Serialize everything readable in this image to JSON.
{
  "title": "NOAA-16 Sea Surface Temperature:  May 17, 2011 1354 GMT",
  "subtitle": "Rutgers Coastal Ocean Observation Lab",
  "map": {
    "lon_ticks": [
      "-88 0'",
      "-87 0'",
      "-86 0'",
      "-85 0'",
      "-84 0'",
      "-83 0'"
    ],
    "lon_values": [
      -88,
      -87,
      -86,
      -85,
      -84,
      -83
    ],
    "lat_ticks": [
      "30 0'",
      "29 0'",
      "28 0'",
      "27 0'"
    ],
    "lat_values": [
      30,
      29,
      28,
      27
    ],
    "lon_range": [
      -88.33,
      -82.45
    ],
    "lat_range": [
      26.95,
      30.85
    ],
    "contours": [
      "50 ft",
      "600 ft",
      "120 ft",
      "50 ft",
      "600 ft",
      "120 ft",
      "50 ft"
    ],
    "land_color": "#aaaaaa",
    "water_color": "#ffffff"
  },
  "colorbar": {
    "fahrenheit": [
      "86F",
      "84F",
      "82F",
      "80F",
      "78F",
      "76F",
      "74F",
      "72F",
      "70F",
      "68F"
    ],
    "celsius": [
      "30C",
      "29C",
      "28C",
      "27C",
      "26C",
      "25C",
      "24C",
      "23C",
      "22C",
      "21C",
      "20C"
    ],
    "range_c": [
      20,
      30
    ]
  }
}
============
- **Task details**: Write the listing out again, exactly as it reads.

- **Expected answer**:
Serialize everything readable in this image to JSON.
{
  "title": "NOAA-16 Sea Surface Temperature:  May 17, 2011 1354 GMT",
  "subtitle": "Rutgers Coastal Ocean Observation Lab",
  "map": {
    "lon_ticks": [
      "-88 0'",
      "-87 0'",
      "-86 0'",
      "-85 0'",
      "-84 0'",
      "-83 0'"
    ],
    "lon_values": [
      -88,
      -87,
      -86,
      -85,
      -84,
      -83
    ],
    "lat_ticks": [
      "30 0'",
      "29 0'",
      "28 0'",
      "27 0'"
    ],
    "lat_values": [
      30,
      29,
      28,
      27
    ],
    "lon_range": [
      -88.33,
      -82.45
    ],
    "lat_range": [
      26.95,
      30.85
    ],
    "contours": [
      "50 ft",
      "600 ft",
      "120 ft",
      "50 ft",
      "600 ft",
      "120 ft",
      "50 ft"
    ],
    "land_color": "#aaaaaa",
    "water_color": "#ffffff"
  },
  "colorbar": {
    "fahrenheit": [
      "86F",
      "84F",
      "82F",
      "80F",
      "78F",
      "76F",
      "74F",
      "72F",
      "70F",
      "68F"
    ],
    "celsius": [
      "30C",
      "29C",
      "28C",
      "27C",
      "26C",
      "25C",
      "24C",
      "23C",
      "22C",
      "21C",
      "20C"
    ],
    "range_c": [
      20,
      30
    ]
  }
}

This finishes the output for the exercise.